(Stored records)
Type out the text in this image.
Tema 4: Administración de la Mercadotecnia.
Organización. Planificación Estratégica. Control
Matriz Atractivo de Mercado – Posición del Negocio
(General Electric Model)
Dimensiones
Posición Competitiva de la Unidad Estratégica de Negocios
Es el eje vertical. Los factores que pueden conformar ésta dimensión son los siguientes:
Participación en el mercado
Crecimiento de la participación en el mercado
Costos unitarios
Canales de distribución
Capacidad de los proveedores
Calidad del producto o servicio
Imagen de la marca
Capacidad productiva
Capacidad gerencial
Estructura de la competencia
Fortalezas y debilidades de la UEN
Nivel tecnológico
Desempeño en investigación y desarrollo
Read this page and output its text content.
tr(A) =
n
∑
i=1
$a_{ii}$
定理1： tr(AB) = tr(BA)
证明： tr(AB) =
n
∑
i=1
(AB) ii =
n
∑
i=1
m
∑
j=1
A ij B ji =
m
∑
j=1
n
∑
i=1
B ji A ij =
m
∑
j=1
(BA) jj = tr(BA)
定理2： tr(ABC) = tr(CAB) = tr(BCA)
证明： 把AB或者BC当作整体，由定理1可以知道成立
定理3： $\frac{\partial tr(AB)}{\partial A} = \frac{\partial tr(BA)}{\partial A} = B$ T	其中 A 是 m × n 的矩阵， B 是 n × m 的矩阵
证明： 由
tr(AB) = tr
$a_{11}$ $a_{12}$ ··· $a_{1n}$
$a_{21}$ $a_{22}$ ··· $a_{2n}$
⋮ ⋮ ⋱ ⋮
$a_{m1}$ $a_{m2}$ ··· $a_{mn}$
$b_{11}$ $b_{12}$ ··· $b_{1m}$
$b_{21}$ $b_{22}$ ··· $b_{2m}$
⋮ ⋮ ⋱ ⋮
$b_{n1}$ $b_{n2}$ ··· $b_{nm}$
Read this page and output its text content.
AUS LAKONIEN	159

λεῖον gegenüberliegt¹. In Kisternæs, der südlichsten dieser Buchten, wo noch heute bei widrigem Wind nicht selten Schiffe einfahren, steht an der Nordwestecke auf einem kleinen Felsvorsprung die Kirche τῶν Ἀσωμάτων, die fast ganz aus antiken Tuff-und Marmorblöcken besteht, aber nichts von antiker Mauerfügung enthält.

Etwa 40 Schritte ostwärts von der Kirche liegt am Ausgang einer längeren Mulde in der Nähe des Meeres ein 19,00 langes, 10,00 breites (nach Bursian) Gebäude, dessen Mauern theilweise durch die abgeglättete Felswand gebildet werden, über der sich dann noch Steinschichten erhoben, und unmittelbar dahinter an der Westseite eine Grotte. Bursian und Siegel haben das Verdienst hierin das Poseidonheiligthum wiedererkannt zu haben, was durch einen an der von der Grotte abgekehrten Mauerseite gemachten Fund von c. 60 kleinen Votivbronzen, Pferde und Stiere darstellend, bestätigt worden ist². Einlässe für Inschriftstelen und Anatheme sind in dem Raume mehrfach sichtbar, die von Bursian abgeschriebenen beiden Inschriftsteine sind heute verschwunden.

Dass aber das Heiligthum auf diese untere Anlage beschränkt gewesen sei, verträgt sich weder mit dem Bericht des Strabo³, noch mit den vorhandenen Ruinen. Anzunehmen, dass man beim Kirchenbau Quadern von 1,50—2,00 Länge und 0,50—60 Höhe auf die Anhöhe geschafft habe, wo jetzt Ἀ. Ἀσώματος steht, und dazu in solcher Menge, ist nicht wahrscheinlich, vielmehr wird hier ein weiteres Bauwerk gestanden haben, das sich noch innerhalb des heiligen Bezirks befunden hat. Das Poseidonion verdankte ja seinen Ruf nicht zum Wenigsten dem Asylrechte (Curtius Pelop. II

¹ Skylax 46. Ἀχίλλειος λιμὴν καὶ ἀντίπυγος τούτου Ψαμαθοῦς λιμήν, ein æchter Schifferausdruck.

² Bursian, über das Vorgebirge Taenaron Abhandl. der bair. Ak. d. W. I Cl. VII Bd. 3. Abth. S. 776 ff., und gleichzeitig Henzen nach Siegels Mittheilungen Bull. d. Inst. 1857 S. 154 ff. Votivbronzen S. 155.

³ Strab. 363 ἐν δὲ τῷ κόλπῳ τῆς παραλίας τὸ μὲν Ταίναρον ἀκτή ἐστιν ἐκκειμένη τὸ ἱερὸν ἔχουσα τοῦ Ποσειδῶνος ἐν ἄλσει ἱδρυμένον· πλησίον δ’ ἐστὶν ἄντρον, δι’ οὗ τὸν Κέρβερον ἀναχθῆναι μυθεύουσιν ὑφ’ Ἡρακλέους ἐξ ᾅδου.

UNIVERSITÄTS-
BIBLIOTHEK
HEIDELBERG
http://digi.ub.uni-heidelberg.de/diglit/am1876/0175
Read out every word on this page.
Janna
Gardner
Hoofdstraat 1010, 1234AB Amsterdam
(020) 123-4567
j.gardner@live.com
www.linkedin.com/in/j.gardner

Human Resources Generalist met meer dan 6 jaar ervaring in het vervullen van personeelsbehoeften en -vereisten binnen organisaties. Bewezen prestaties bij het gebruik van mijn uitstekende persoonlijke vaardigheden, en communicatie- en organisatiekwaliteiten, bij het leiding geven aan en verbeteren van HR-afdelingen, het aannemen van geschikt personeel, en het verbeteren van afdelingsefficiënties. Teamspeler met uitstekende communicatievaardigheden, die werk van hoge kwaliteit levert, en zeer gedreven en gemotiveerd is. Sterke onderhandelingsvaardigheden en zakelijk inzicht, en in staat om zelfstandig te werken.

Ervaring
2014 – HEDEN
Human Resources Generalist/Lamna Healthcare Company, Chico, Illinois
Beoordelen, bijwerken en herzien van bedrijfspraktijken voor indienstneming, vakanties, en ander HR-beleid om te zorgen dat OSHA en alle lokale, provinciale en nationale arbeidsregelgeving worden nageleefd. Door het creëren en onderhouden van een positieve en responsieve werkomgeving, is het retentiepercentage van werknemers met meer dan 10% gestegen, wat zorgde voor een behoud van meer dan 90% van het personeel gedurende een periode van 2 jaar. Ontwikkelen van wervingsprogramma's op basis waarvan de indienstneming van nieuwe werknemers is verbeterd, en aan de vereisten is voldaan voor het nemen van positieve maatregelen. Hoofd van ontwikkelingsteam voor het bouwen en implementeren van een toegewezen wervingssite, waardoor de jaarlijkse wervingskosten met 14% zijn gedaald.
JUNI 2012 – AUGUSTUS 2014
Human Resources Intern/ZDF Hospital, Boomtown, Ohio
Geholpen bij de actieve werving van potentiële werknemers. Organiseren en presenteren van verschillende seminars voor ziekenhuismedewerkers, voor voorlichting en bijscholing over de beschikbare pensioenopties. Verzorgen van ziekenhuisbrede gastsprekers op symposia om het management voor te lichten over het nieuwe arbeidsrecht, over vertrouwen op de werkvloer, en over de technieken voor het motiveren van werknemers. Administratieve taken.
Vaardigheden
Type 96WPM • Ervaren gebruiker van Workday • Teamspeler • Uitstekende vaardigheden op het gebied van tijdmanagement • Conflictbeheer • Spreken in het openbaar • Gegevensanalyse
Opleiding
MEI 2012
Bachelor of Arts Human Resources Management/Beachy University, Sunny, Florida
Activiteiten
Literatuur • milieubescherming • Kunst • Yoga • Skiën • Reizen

# YOUR TASK
Extract the whole listing, character for character.

# RESPONSE FOR THIS EXERCISE
Type out the text in this image.
Tema 4: Administración de la Mercadotecnia.
Organización. Planificación Estratégica. Control
Matriz Atractivo de Mercado – Posición del Negocio
(General Electric Model)
Dimensiones
Posición Competitiva de la Unidad Estratégica de Negocios
Es el eje vertical. Los factores que pueden conformar ésta dimensión son los siguientes:
Participación en el mercado
Crecimiento de la participación en el mercado
Costos unitarios
Canales de distribución
Capacidad de los proveedores
Calidad del producto o servicio
Imagen de la marca
Capacidad productiva
Capacidad gerencial
Estructura de la competencia
Fortalezas y debilidades de la UEN
Nivel tecnológico
Desempeño en investigación y desarrollo
Read this page and output its text content.
tr(A) =
n
∑
i=1
$a_{ii}$
定理1： tr(AB) = tr(BA)
证明： tr(AB) =
n
∑
i=1
(AB) ii =
n
∑
i=1
m
∑
j=1
A ij B ji =
m
∑
j=1
n
∑
i=1
B ji A ij =
m
∑
j=1
(BA) jj = tr(BA)
定理2： tr(ABC) = tr(CAB) = tr(BCA)
证明： 把AB或者BC当作整体，由定理1可以知道成立
定理3： $\frac{\partial tr(AB)}{\partial A} = \frac{\partial tr(BA)}{\partial A} = B$ T	其中 A 是 m × n 的矩阵， B 是 n × m 的矩阵
证明： 由
tr(AB) = tr
$a_{11}$ $a_{12}$ ··· $a_{1n}$
$a_{21}$ $a_{22}$ ··· $a_{2n}$
⋮ ⋮ ⋱ ⋮
$a_{m1}$ $a_{m2}$ ··· $a_{mn}$
$b_{11}$ $b_{12}$ ··· $b_{1m}$
$b_{21}$ $b_{22}$ ··· $b_{2m}$
⋮ ⋮ ⋱ ⋮
$b_{n1}$ $b_{n2}$ ··· $b_{nm}$
Read this page and output its text content.
AUS LAKONIEN	159

λεῖον gegenüberliegt¹. In Kisternæs, der südlichsten dieser Buchten, wo noch heute bei widrigem Wind nicht selten Schiffe einfahren, steht an der Nordwestecke auf einem kleinen Felsvorsprung die Kirche τῶν Ἀσωμάτων, die fast ganz aus antiken Tuff-und Marmorblöcken besteht, aber nichts von antiker Mauerfügung enthält.

Etwa 40 Schritte ostwärts von der Kirche liegt am Ausgang einer längeren Mulde in der Nähe des Meeres ein 19,00 langes, 10,00 breites (nach Bursian) Gebäude, dessen Mauern theilweise durch die abgeglättete Felswand gebildet werden, über der sich dann noch Steinschichten erhoben, und unmittelbar dahinter an der Westseite eine Grotte. Bursian und Siegel haben das Verdienst hierin das Poseidonheiligthum wiedererkannt zu haben, was durch einen an der von der Grotte abgekehrten Mauerseite gemachten Fund von c. 60 kleinen Votivbronzen, Pferde und Stiere darstellend, bestätigt worden ist². Einlässe für Inschriftstelen und Anatheme sind in dem Raume mehrfach sichtbar, die von Bursian abgeschriebenen beiden Inschriftsteine sind heute verschwunden.

Dass aber das Heiligthum auf diese untere Anlage beschränkt gewesen sei, verträgt sich weder mit dem Bericht des Strabo³, noch mit den vorhandenen Ruinen. Anzunehmen, dass man beim Kirchenbau Quadern von 1,50—2,00 Länge und 0,50—60 Höhe auf die Anhöhe geschafft habe, wo jetzt Ἀ. Ἀσώματος steht, und dazu in solcher Menge, ist nicht wahrscheinlich, vielmehr wird hier ein weiteres Bauwerk gestanden haben, das sich noch innerhalb des heiligen Bezirks befunden hat. Das Poseidonion verdankte ja seinen Ruf nicht zum Wenigsten dem Asylrechte (Curtius Pelop. II

¹ Skylax 46. Ἀχίλλειος λιμὴν καὶ ἀντίπυγος τούτου Ψαμαθοῦς λιμήν, ein æchter Schifferausdruck.

² Bursian, über das Vorgebirge Taenaron Abhandl. der bair. Ak. d. W. I Cl. VII Bd. 3. Abth. S. 776 ff., und gleichzeitig Henzen nach Siegels Mittheilungen Bull. d. Inst. 1857 S. 154 ff. Votivbronzen S. 155.

³ Strab. 363 ἐν δὲ τῷ κόλπῳ τῆς παραλίας τὸ μὲν Ταίναρον ἀκτή ἐστιν ἐκκειμένη τὸ ἱερὸν ἔχουσα τοῦ Ποσειδῶνος ἐν ἄλσει ἱδρυμένον· πλησίον δ’ ἐστὶν ἄντρον, δι’ οὗ τὸν Κέρβερον ἀναχθῆναι μυθεύουσιν ὑφ’ Ἡρακλέους ἐξ ᾅδου.

UNIVERSITÄTS-
BIBLIOTHEK
HEIDELBERG
http://digi.ub.uni-heidelberg.de/diglit/am1876/0175
Read out every word on this page.
Janna
Gardner
Hoofdstraat 1010, 1234AB Amsterdam
(020) 123-4567
j.gardner@live.com
www.linkedin.com/in/j.gardner

Human Resources Generalist met meer dan 6 jaar ervaring in het vervullen van personeelsbehoeften en -vereisten binnen organisaties. Bewezen prestaties bij het gebruik van mijn uitstekende persoonlijke vaardigheden, en communicatie- en organisatiekwaliteiten, bij het leiding geven aan en verbeteren van HR-afdelingen, het aannemen van geschikt personeel, en het verbeteren van afdelingsefficiënties. Teamspeler met uitstekende communicatievaardigheden, die werk van hoge kwaliteit levert, en zeer gedreven en gemotiveerd is. Sterke onderhandelingsvaardigheden en zakelijk inzicht, en in staat om zelfstandig te werken.

Ervaring
2014 – HEDEN
Human Resources Generalist/Lamna Healthcare Company, Chico, Illinois
Beoordelen, bijwerken en herzien van bedrijfspraktijken voor indienstneming, vakanties, en ander HR-beleid om te zorgen dat OSHA en alle lokale, provinciale en nationale arbeidsregelgeving worden nageleefd. Door het creëren en onderhouden van een positieve en responsieve werkomgeving, is het retentiepercentage van werknemers met meer dan 10% gestegen, wat zorgde voor een behoud van meer dan 90% van het personeel gedurende een periode van 2 jaar. Ontwikkelen van wervingsprogramma's op basis waarvan de indienstneming van nieuwe werknemers is verbeterd, en aan de vereisten is voldaan voor het nemen van positieve maatregelen. Hoofd van ontwikkelingsteam voor het bouwen en implementeren van een toegewezen wervingssite, waardoor de jaarlijkse wervingskosten met 14% zijn gedaald.
JUNI 2012 – AUGUSTUS 2014
Human Resources Intern/ZDF Hospital, Boomtown, Ohio
Geholpen bij de actieve werving van potentiële werknemers. Organiseren en presenteren van verschillende seminars voor ziekenhuismedewerkers, voor voorlichting en bijscholing over de beschikbare pensioenopties. Verzorgen van ziekenhuisbrede gastsprekers op symposia om het management voor te lichten over het nieuwe arbeidsrecht, over vertrouwen op de werkvloer, en over de technieken voor het motiveren van werknemers. Administratieve taken.
Vaardigheden
Type 96WPM • Ervaren gebruiker van Workday • Teamspeler • Uitstekende vaardigheden op het gebied van tijdmanagement • Conflictbeheer • Spreken in het openbaar • Gegevensanalyse
Opleiding
MEI 2012
Bachelor of Arts Human Resources Management/Beachy University, Sunny, Florida
Activiteiten
Literatuur • milieubescherming • Kunst • Yoga • Skiën • Reizen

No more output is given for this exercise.